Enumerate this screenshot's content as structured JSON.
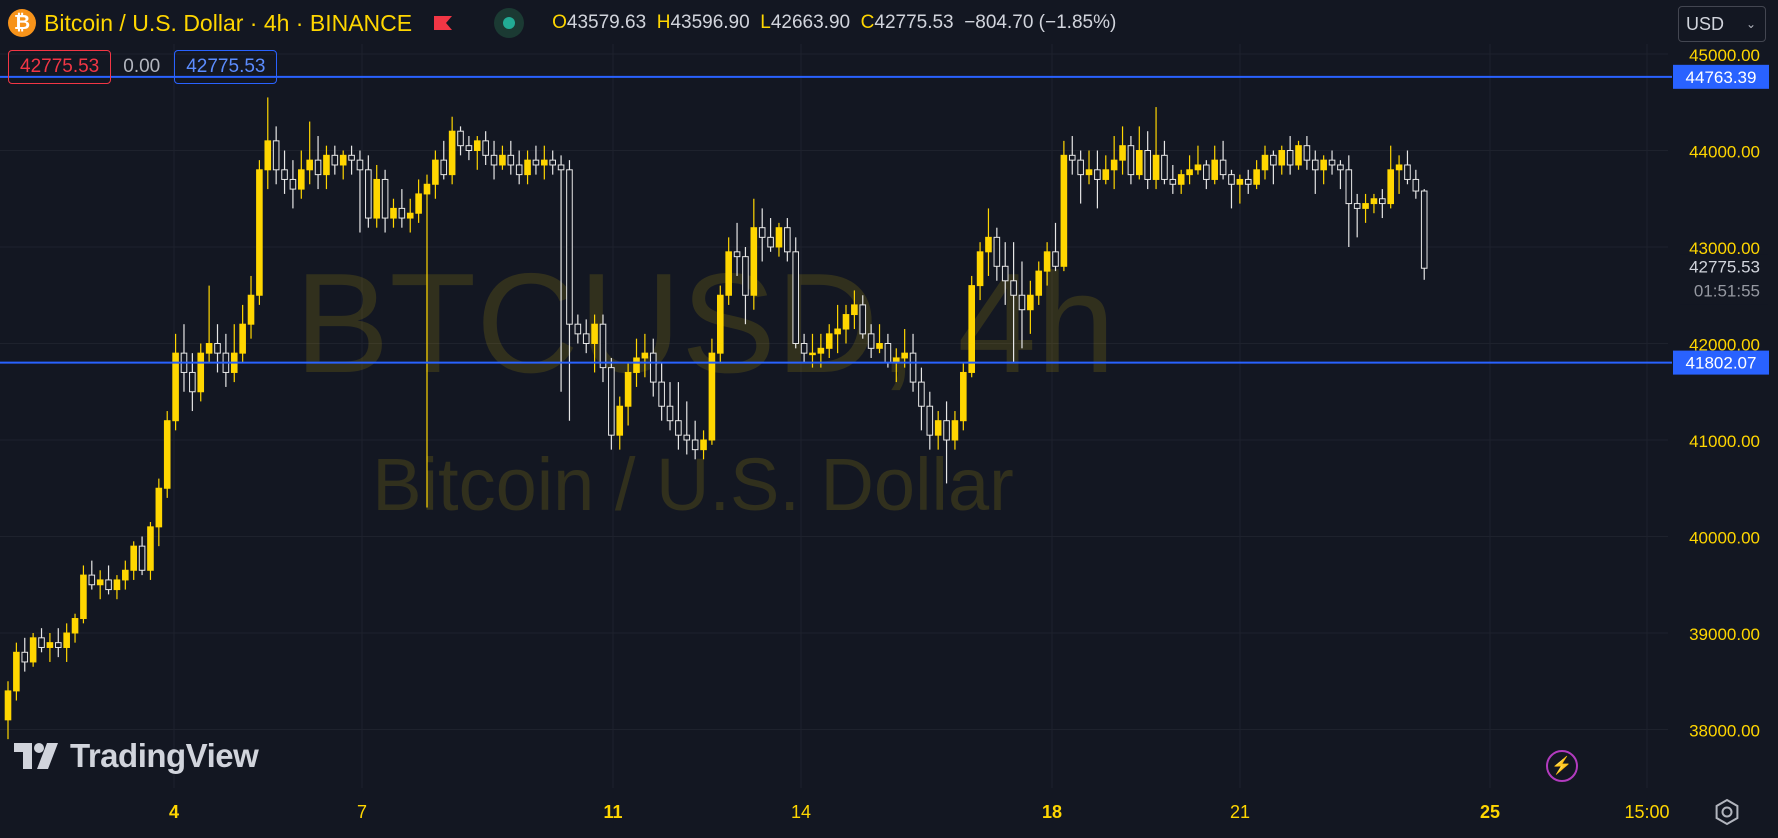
{
  "header": {
    "symbol_title": "Bitcoin / U.S. Dollar · 4h · BINANCE",
    "ohlc": {
      "o_label": "O",
      "o": "43579.63",
      "h_label": "H",
      "h": "43596.90",
      "l_label": "L",
      "l": "42663.90",
      "c_label": "C",
      "c": "42775.53",
      "change": "−804.70 (−1.85%)"
    },
    "sell_price": "42775.53",
    "spread": "0.00",
    "buy_price": "42775.53",
    "currency": "USD"
  },
  "watermark": {
    "line1": "BTCUSD, 4h",
    "line2": "Bitcoin / U.S. Dollar"
  },
  "branding": {
    "logo_text": "TradingView"
  },
  "colors": {
    "background": "#131722",
    "candle": "#ffd600",
    "axis_text": "#ffd600",
    "hline": "#2962ff",
    "grid": "#1e222d"
  },
  "chart_data": {
    "type": "candlestick",
    "timeframe": "4h",
    "ylim": [
      37500,
      45000
    ],
    "y_ticks": [
      "38000.00",
      "39000.00",
      "40000.00",
      "41000.00",
      "42000.00",
      "43000.00",
      "44000.00",
      "45000.00"
    ],
    "x_tick_labels": [
      {
        "label": "4",
        "bold": true
      },
      {
        "label": "7",
        "bold": false
      },
      {
        "label": "11",
        "bold": true
      },
      {
        "label": "14",
        "bold": false
      },
      {
        "label": "18",
        "bold": true
      },
      {
        "label": "21",
        "bold": false
      },
      {
        "label": "25",
        "bold": true
      },
      {
        "label": "15:00",
        "bold": false
      }
    ],
    "horizontal_lines": [
      {
        "price": 44763.39,
        "label": "44763.39"
      },
      {
        "price": 41802.07,
        "label": "41802.07"
      }
    ],
    "last_price": {
      "value": "42775.53",
      "countdown": "01:51:55"
    },
    "candles_ohlc": [
      [
        38100,
        38500,
        37900,
        38400
      ],
      [
        38400,
        38900,
        38300,
        38800
      ],
      [
        38800,
        38950,
        38600,
        38700
      ],
      [
        38700,
        39000,
        38650,
        38950
      ],
      [
        38950,
        39050,
        38800,
        38850
      ],
      [
        38850,
        39000,
        38700,
        38900
      ],
      [
        38900,
        39050,
        38750,
        38850
      ],
      [
        38850,
        39100,
        38700,
        39000
      ],
      [
        39000,
        39200,
        38900,
        39150
      ],
      [
        39150,
        39700,
        39100,
        39600
      ],
      [
        39600,
        39750,
        39450,
        39500
      ],
      [
        39500,
        39650,
        39350,
        39550
      ],
      [
        39550,
        39700,
        39400,
        39450
      ],
      [
        39450,
        39600,
        39350,
        39550
      ],
      [
        39550,
        39750,
        39450,
        39650
      ],
      [
        39650,
        39950,
        39550,
        39900
      ],
      [
        39900,
        40000,
        39600,
        39650
      ],
      [
        39650,
        40150,
        39550,
        40100
      ],
      [
        40100,
        40600,
        39900,
        40500
      ],
      [
        40500,
        41300,
        40400,
        41200
      ],
      [
        41200,
        42100,
        41100,
        41900
      ],
      [
        41900,
        42200,
        41500,
        41700
      ],
      [
        41700,
        41900,
        41300,
        41500
      ],
      [
        41500,
        42000,
        41400,
        41900
      ],
      [
        41900,
        42600,
        41800,
        42000
      ],
      [
        42000,
        42200,
        41700,
        41900
      ],
      [
        41900,
        42100,
        41550,
        41700
      ],
      [
        41700,
        42200,
        41600,
        41900
      ],
      [
        41900,
        42400,
        41800,
        42200
      ],
      [
        42200,
        42700,
        42050,
        42500
      ],
      [
        42500,
        43900,
        42400,
        43800
      ],
      [
        43800,
        44550,
        43600,
        44100
      ],
      [
        44100,
        44250,
        43650,
        43800
      ],
      [
        43800,
        44000,
        43550,
        43700
      ],
      [
        43700,
        43900,
        43400,
        43600
      ],
      [
        43600,
        44000,
        43500,
        43800
      ],
      [
        43800,
        44300,
        43650,
        43900
      ],
      [
        43900,
        44150,
        43600,
        43750
      ],
      [
        43750,
        44050,
        43600,
        43950
      ],
      [
        43950,
        44050,
        43750,
        43850
      ],
      [
        43850,
        44000,
        43700,
        43950
      ],
      [
        43950,
        44050,
        43750,
        43900
      ],
      [
        43900,
        44000,
        43150,
        43800
      ],
      [
        43800,
        43950,
        43200,
        43300
      ],
      [
        43300,
        43850,
        43200,
        43700
      ],
      [
        43700,
        43800,
        43150,
        43300
      ],
      [
        43300,
        43500,
        43200,
        43400
      ],
      [
        43400,
        43600,
        43200,
        43300
      ],
      [
        43300,
        43500,
        43150,
        43350
      ],
      [
        43350,
        43700,
        43250,
        43550
      ],
      [
        43550,
        43750,
        40300,
        43650
      ],
      [
        43650,
        44000,
        43500,
        43900
      ],
      [
        43900,
        44100,
        43700,
        43750
      ],
      [
        43750,
        44350,
        43650,
        44200
      ],
      [
        44200,
        44250,
        43950,
        44050
      ],
      [
        44050,
        44150,
        43900,
        44000
      ],
      [
        44000,
        44150,
        43800,
        44100
      ],
      [
        44100,
        44200,
        43850,
        43950
      ],
      [
        43950,
        44100,
        43700,
        43850
      ],
      [
        43850,
        44050,
        43800,
        43950
      ],
      [
        43950,
        44100,
        43750,
        43850
      ],
      [
        43850,
        44000,
        43650,
        43750
      ],
      [
        43750,
        44000,
        43650,
        43900
      ],
      [
        43900,
        44050,
        43750,
        43850
      ],
      [
        43850,
        44050,
        43700,
        43900
      ],
      [
        43900,
        44000,
        43750,
        43850
      ],
      [
        43850,
        43950,
        41500,
        43800
      ],
      [
        43800,
        43900,
        41200,
        42200
      ],
      [
        42200,
        42300,
        42000,
        42100
      ],
      [
        42100,
        42250,
        41900,
        42000
      ],
      [
        42000,
        42300,
        41700,
        42200
      ],
      [
        42200,
        42300,
        41600,
        41750
      ],
      [
        41750,
        41850,
        40900,
        41050
      ],
      [
        41050,
        41450,
        40900,
        41350
      ],
      [
        41350,
        41800,
        41150,
        41700
      ],
      [
        41700,
        42050,
        41550,
        41850
      ],
      [
        41850,
        42100,
        41650,
        41900
      ],
      [
        41900,
        42050,
        41450,
        41600
      ],
      [
        41600,
        41800,
        41200,
        41350
      ],
      [
        41350,
        41600,
        41100,
        41200
      ],
      [
        41200,
        41600,
        40900,
        41050
      ],
      [
        41050,
        41400,
        40850,
        41000
      ],
      [
        41000,
        41200,
        40800,
        40900
      ],
      [
        40900,
        41100,
        40800,
        41000
      ],
      [
        41000,
        42050,
        40950,
        41900
      ],
      [
        41900,
        42600,
        41800,
        42500
      ],
      [
        42500,
        43100,
        42400,
        42950
      ],
      [
        42950,
        43250,
        42700,
        42900
      ],
      [
        42900,
        43000,
        42200,
        42500
      ],
      [
        42500,
        43500,
        42350,
        43200
      ],
      [
        43200,
        43400,
        42850,
        43100
      ],
      [
        43100,
        43300,
        42950,
        43000
      ],
      [
        43000,
        43250,
        42900,
        43200
      ],
      [
        43200,
        43300,
        42850,
        42950
      ],
      [
        42950,
        43100,
        41950,
        42000
      ],
      [
        42000,
        42100,
        41800,
        41900
      ],
      [
        41900,
        42100,
        41750,
        41900
      ],
      [
        41900,
        42100,
        41750,
        41950
      ],
      [
        41950,
        42200,
        41850,
        42100
      ],
      [
        42100,
        42400,
        41900,
        42150
      ],
      [
        42150,
        42400,
        42000,
        42300
      ],
      [
        42300,
        42550,
        42150,
        42400
      ],
      [
        42400,
        42500,
        42050,
        42100
      ],
      [
        42100,
        42200,
        41850,
        41950
      ],
      [
        41950,
        42200,
        41900,
        42000
      ],
      [
        42000,
        42100,
        41750,
        41800
      ],
      [
        41800,
        41950,
        41600,
        41850
      ],
      [
        41850,
        42150,
        41750,
        41900
      ],
      [
        41900,
        42100,
        41500,
        41600
      ],
      [
        41600,
        41750,
        41100,
        41350
      ],
      [
        41350,
        41500,
        40900,
        41050
      ],
      [
        41050,
        41300,
        40900,
        41200
      ],
      [
        41200,
        41400,
        40550,
        41000
      ],
      [
        41000,
        41300,
        40900,
        41200
      ],
      [
        41200,
        41800,
        41100,
        41700
      ],
      [
        41700,
        42700,
        41650,
        42600
      ],
      [
        42600,
        43050,
        42450,
        42950
      ],
      [
        42950,
        43400,
        42700,
        43100
      ],
      [
        43100,
        43200,
        42650,
        42800
      ],
      [
        42800,
        43050,
        42400,
        42650
      ],
      [
        42650,
        43050,
        41800,
        42500
      ],
      [
        42500,
        42850,
        41950,
        42350
      ],
      [
        42350,
        42650,
        42100,
        42500
      ],
      [
        42500,
        42850,
        42400,
        42750
      ],
      [
        42750,
        43050,
        42600,
        42950
      ],
      [
        42950,
        43250,
        42750,
        42800
      ],
      [
        42800,
        44100,
        42750,
        43950
      ],
      [
        43950,
        44150,
        43750,
        43900
      ],
      [
        43900,
        44000,
        43450,
        43750
      ],
      [
        43750,
        44000,
        43650,
        43800
      ],
      [
        43800,
        44000,
        43400,
        43700
      ],
      [
        43700,
        43950,
        43650,
        43800
      ],
      [
        43800,
        44150,
        43600,
        43900
      ],
      [
        43900,
        44250,
        43750,
        44050
      ],
      [
        44050,
        44150,
        43650,
        43750
      ],
      [
        43750,
        44250,
        43700,
        44000
      ],
      [
        44000,
        44200,
        43600,
        43700
      ],
      [
        43700,
        44450,
        43600,
        43950
      ],
      [
        43950,
        44100,
        43650,
        43700
      ],
      [
        43700,
        43850,
        43550,
        43650
      ],
      [
        43650,
        43800,
        43550,
        43750
      ],
      [
        43750,
        43950,
        43650,
        43800
      ],
      [
        43800,
        44050,
        43750,
        43850
      ],
      [
        43850,
        43900,
        43600,
        43700
      ],
      [
        43700,
        44050,
        43650,
        43900
      ],
      [
        43900,
        44100,
        43700,
        43750
      ],
      [
        43750,
        43800,
        43400,
        43650
      ],
      [
        43650,
        43750,
        43450,
        43700
      ],
      [
        43700,
        43800,
        43550,
        43650
      ],
      [
        43650,
        43900,
        43600,
        43800
      ],
      [
        43800,
        44050,
        43700,
        43950
      ],
      [
        43950,
        44000,
        43650,
        43850
      ],
      [
        43850,
        44050,
        43750,
        44000
      ],
      [
        44000,
        44150,
        43750,
        43850
      ],
      [
        43850,
        44100,
        43800,
        44050
      ],
      [
        44050,
        44150,
        43800,
        43900
      ],
      [
        43900,
        44000,
        43550,
        43800
      ],
      [
        43800,
        43950,
        43650,
        43900
      ],
      [
        43900,
        44000,
        43750,
        43850
      ],
      [
        43850,
        43900,
        43600,
        43800
      ],
      [
        43800,
        43950,
        43000,
        43450
      ],
      [
        43450,
        43550,
        43100,
        43400
      ],
      [
        43400,
        43550,
        43250,
        43450
      ],
      [
        43450,
        43550,
        43350,
        43500
      ],
      [
        43500,
        43600,
        43300,
        43450
      ],
      [
        43450,
        44050,
        43400,
        43800
      ],
      [
        43800,
        43950,
        43550,
        43850
      ],
      [
        43850,
        44000,
        43650,
        43700
      ],
      [
        43700,
        43800,
        43500,
        43580
      ],
      [
        43580,
        43600,
        42660,
        42780
      ]
    ]
  }
}
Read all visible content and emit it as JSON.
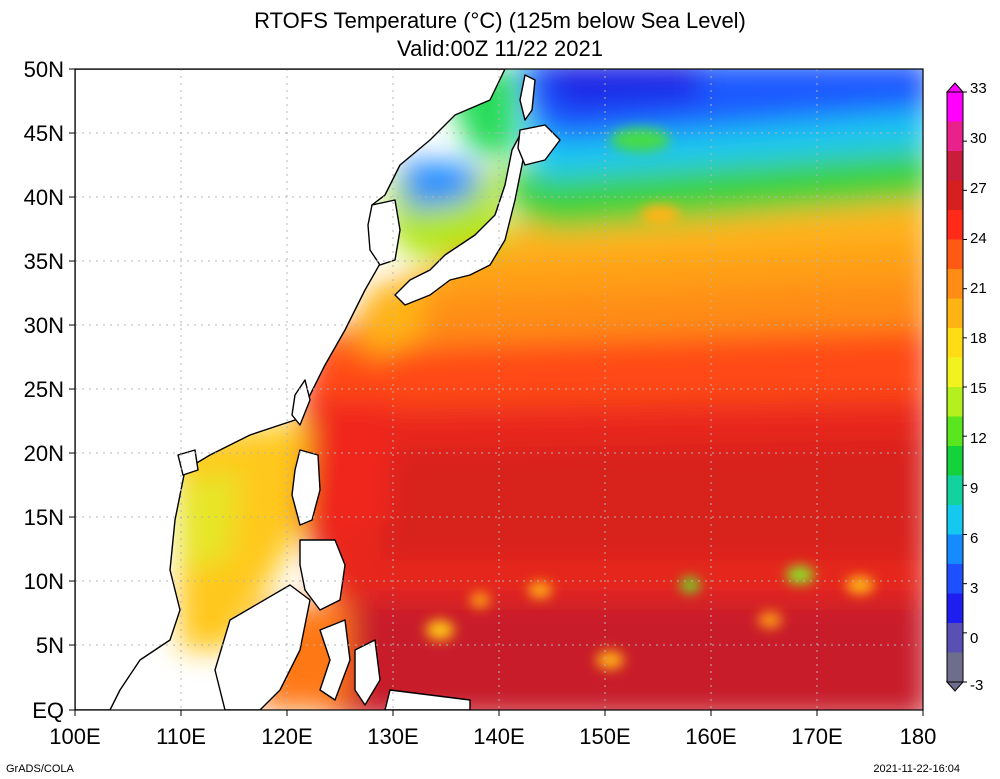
{
  "title": {
    "line1": "RTOFS Temperature (°C) (125m below Sea Level)",
    "line2": "Valid:00Z 11/22 2021"
  },
  "map": {
    "lat_labels": [
      "50N",
      "45N",
      "40N",
      "35N",
      "30N",
      "25N",
      "20N",
      "15N",
      "10N",
      "5N",
      "EQ"
    ],
    "lon_labels": [
      "100E",
      "110E",
      "120E",
      "130E",
      "140E",
      "150E",
      "160E",
      "170E",
      "180"
    ],
    "lat_range": [
      0,
      50
    ],
    "lon_range": [
      100,
      180
    ]
  },
  "colorbar": {
    "labels": [
      "33",
      "30",
      "27",
      "24",
      "21",
      "18",
      "15",
      "12",
      "9",
      "6",
      "3",
      "0",
      "-3"
    ],
    "colors": [
      "#ff00ff",
      "#e8228a",
      "#c81e3c",
      "#d62020",
      "#ff2a1a",
      "#ff5a14",
      "#ff8c14",
      "#ffb414",
      "#ffdc14",
      "#f2f21e",
      "#b4f01e",
      "#5ae61e",
      "#14d23c",
      "#14d2a0",
      "#14c8f0",
      "#148cff",
      "#1e50ff",
      "#1e1ef0",
      "#5a50b4",
      "#6e6e8c"
    ]
  },
  "footer": {
    "left": "GrADS/COLA",
    "right": "2021-11-22-16:04"
  }
}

=====

### GIVEN PROBLEM
Which lines of the data include "Dollar"? Copy each of them.

### SOLUTION
    "symbol_title": "Bitcoin / U.S. Dollar · 4h · BINANCE",
    "line2": "Bitcoin / U.S. Dollar"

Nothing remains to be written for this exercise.